*** Record list ***
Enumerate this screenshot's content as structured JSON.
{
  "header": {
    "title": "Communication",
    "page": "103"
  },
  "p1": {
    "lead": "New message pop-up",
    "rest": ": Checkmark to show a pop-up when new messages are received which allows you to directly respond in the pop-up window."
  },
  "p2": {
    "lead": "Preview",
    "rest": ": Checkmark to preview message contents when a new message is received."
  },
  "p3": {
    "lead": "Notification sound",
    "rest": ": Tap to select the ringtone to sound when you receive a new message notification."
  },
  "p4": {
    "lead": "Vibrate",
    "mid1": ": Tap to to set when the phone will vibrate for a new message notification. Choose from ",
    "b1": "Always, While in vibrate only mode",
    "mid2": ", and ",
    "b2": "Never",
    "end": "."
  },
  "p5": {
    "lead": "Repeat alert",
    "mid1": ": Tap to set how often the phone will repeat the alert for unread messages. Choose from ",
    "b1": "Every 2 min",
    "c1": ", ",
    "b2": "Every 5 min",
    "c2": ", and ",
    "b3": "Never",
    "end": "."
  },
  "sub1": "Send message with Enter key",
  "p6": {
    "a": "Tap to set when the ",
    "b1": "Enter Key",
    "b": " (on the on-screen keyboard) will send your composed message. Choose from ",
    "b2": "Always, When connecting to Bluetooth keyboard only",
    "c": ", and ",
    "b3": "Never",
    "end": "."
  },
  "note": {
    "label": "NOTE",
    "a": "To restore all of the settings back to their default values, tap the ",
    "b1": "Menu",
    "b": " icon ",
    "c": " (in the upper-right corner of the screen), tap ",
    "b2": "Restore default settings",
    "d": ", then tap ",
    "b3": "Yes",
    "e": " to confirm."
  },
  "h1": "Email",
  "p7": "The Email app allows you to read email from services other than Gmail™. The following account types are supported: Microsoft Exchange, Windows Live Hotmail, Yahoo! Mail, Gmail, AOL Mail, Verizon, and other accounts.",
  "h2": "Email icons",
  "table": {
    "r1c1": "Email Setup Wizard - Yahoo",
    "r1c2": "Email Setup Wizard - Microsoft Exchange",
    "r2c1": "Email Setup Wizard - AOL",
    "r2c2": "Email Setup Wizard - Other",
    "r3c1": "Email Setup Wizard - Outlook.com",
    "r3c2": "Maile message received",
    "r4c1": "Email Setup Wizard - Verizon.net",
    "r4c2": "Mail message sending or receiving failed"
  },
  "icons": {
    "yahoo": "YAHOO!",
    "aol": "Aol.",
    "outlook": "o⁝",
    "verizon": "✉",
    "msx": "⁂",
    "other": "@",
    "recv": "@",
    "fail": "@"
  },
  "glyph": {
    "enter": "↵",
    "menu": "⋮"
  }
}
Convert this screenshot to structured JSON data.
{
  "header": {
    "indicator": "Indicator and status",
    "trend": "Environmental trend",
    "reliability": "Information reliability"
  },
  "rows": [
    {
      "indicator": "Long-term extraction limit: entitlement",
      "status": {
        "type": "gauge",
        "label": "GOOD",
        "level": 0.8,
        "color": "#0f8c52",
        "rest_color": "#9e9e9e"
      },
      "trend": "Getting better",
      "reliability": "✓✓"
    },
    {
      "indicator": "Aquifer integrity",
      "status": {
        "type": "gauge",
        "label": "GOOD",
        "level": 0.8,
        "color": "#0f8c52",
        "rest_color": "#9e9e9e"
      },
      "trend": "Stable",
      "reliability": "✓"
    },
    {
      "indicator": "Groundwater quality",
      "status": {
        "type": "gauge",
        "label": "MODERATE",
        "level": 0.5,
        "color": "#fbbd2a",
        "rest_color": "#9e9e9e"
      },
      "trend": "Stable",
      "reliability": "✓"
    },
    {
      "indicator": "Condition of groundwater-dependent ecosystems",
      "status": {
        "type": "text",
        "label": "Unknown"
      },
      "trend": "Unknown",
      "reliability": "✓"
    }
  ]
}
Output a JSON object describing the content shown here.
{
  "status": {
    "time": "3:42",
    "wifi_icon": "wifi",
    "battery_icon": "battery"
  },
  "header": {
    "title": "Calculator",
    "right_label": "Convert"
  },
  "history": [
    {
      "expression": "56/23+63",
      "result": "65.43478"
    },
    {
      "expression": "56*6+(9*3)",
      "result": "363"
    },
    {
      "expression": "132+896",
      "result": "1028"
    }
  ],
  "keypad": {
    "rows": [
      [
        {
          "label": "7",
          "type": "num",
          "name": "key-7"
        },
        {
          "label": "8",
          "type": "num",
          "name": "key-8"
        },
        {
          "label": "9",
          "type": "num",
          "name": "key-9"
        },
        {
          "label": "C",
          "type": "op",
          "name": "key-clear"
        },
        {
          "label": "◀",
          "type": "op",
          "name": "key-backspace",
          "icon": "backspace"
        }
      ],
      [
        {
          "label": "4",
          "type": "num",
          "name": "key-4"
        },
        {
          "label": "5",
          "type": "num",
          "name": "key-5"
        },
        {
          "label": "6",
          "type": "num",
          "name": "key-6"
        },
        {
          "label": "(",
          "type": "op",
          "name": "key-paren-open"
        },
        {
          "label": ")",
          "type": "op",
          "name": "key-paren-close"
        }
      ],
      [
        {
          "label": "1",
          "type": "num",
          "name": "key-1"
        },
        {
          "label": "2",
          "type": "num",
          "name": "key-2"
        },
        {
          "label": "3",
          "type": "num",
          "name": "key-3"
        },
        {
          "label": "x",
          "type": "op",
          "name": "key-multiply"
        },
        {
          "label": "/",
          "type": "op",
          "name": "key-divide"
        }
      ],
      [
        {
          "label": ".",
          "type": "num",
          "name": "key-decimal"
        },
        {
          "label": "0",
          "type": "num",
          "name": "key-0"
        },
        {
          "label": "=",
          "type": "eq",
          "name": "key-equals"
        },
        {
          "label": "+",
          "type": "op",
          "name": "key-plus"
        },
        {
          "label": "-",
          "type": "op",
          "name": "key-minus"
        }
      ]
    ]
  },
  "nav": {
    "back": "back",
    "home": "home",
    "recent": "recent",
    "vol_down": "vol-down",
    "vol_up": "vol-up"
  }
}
***
◆ Directions: Each record must be returned exactly as it is written.

◆ Solution to this task:
Enumerate this screenshot's content as structured JSON.
{
  "header": {
    "title": "Communication",
    "page": "103"
  },
  "p1": {
    "lead": "New message pop-up",
    "rest": ": Checkmark to show a pop-up when new messages are received which allows you to directly respond in the pop-up window."
  },
  "p2": {
    "lead": "Preview",
    "rest": ": Checkmark to preview message contents when a new message is received."
  },
  "p3": {
    "lead": "Notification sound",
    "rest": ": Tap to select the ringtone to sound when you receive a new message notification."
  },
  "p4": {
    "lead": "Vibrate",
    "mid1": ": Tap to to set when the phone will vibrate for a new message notification. Choose from ",
    "b1": "Always, While in vibrate only mode",
    "mid2": ", and ",
    "b2": "Never",
    "end": "."
  },
  "p5": {
    "lead": "Repeat alert",
    "mid1": ": Tap to set how often the phone will repeat the alert for unread messages. Choose from ",
    "b1": "Every 2 min",
    "c1": ", ",
    "b2": "Every 5 min",
    "c2": ", and ",
    "b3": "Never",
    "end": "."
  },
  "sub1": "Send message with Enter key",
  "p6": {
    "a": "Tap to set when the ",
    "b1": "Enter Key",
    "b": " (on the on-screen keyboard) will send your composed message. Choose from ",
    "b2": "Always, When connecting to Bluetooth keyboard only",
    "c": ", and ",
    "b3": "Never",
    "end": "."
  },
  "note": {
    "label": "NOTE",
    "a": "To restore all of the settings back to their default values, tap the ",
    "b1": "Menu",
    "b": " icon ",
    "c": " (in the upper-right corner of the screen), tap ",
    "b2": "Restore default settings",
    "d": ", then tap ",
    "b3": "Yes",
    "e": " to confirm."
  },
  "h1": "Email",
  "p7": "The Email app allows you to read email from services other than Gmail™. The following account types are supported: Microsoft Exchange, Windows Live Hotmail, Yahoo! Mail, Gmail, AOL Mail, Verizon, and other accounts.",
  "h2": "Email icons",
  "table": {
    "r1c1": "Email Setup Wizard - Yahoo",
    "r1c2": "Email Setup Wizard - Microsoft Exchange",
    "r2c1": "Email Setup Wizard - AOL",
    "r2c2": "Email Setup Wizard - Other",
    "r3c1": "Email Setup Wizard - Outlook.com",
    "r3c2": "Maile message received",
    "r4c1": "Email Setup Wizard - Verizon.net",
    "r4c2": "Mail message sending or receiving failed"
  },
  "icons": {
    "yahoo": "YAHOO!",
    "aol": "Aol.",
    "outlook": "o⁝",
    "verizon": "✉",
    "msx": "⁂",
    "other": "@",
    "recv": "@",
    "fail": "@"
  },
  "glyph": {
    "enter": "↵",
    "menu": "⋮"
  }
}
Convert this screenshot to structured JSON data.
{
  "header": {
    "indicator": "Indicator and status",
    "trend": "Environmental trend",
    "reliability": "Information reliability"
  },
  "rows": [
    {
      "indicator": "Long-term extraction limit: entitlement",
      "status": {
        "type": "gauge",
        "label": "GOOD",
        "level": 0.8,
        "color": "#0f8c52",
        "rest_color": "#9e9e9e"
      },
      "trend": "Getting better",
      "reliability": "✓✓"
    },
    {
      "indicator": "Aquifer integrity",
      "status": {
        "type": "gauge",
        "label": "GOOD",
        "level": 0.8,
        "color": "#0f8c52",
        "rest_color": "#9e9e9e"
      },
      "trend": "Stable",
      "reliability": "✓"
    },
    {
      "indicator": "Groundwater quality",
      "status": {
        "type": "gauge",
        "label": "MODERATE",
        "level": 0.5,
        "color": "#fbbd2a",
        "rest_color": "#9e9e9e"
      },
      "trend": "Stable",
      "reliability": "✓"
    },
    {
      "indicator": "Condition of groundwater-dependent ecosystems",
      "status": {
        "type": "text",
        "label": "Unknown"
      },
      "trend": "Unknown",
      "reliability": "✓"
    }
  ]
}
Output a JSON object describing the content shown here.
{
  "status": {
    "time": "3:42",
    "wifi_icon": "wifi",
    "battery_icon": "battery"
  },
  "header": {
    "title": "Calculator",
    "right_label": "Convert"
  },
  "history": [
    {
      "expression": "56/23+63",
      "result": "65.43478"
    },
    {
      "expression": "56*6+(9*3)",
      "result": "363"
    },
    {
      "expression": "132+896",
      "result": "1028"
    }
  ],
  "keypad": {
    "rows": [
      [
        {
          "label": "7",
          "type": "num",
          "name": "key-7"
        },
        {
          "label": "8",
          "type": "num",
          "name": "key-8"
        },
        {
          "label": "9",
          "type": "num",
          "name": "key-9"
        },
        {
          "label": "C",
          "type": "op",
          "name": "key-clear"
        },
        {
          "label": "◀",
          "type": "op",
          "name": "key-backspace",
          "icon": "backspace"
        }
      ],
      [
        {
          "label": "4",
          "type": "num",
          "name": "key-4"
        },
        {
          "label": "5",
          "type": "num",
          "name": "key-5"
        },
        {
          "label": "6",
          "type": "num",
          "name": "key-6"
        },
        {
          "label": "(",
          "type": "op",
          "name": "key-paren-open"
        },
        {
          "label": ")",
          "type": "op",
          "name": "key-paren-close"
        }
      ],
      [
        {
          "label": "1",
          "type": "num",
          "name": "key-1"
        },
        {
          "label": "2",
          "type": "num",
          "name": "key-2"
        },
        {
          "label": "3",
          "type": "num",
          "name": "key-3"
        },
        {
          "label": "x",
          "type": "op",
          "name": "key-multiply"
        },
        {
          "label": "/",
          "type": "op",
          "name": "key-divide"
        }
      ],
      [
        {
          "label": ".",
          "type": "num",
          "name": "key-decimal"
        },
        {
          "label": "0",
          "type": "num",
          "name": "key-0"
        },
        {
          "label": "=",
          "type": "eq",
          "name": "key-equals"
        },
        {
          "label": "+",
          "type": "op",
          "name": "key-plus"
        },
        {
          "label": "-",
          "type": "op",
          "name": "key-minus"
        }
      ]
    ]
  },
  "nav": {
    "back": "back",
    "home": "home",
    "recent": "recent",
    "vol_down": "vol-down",
    "vol_up": "vol-up"
  }
}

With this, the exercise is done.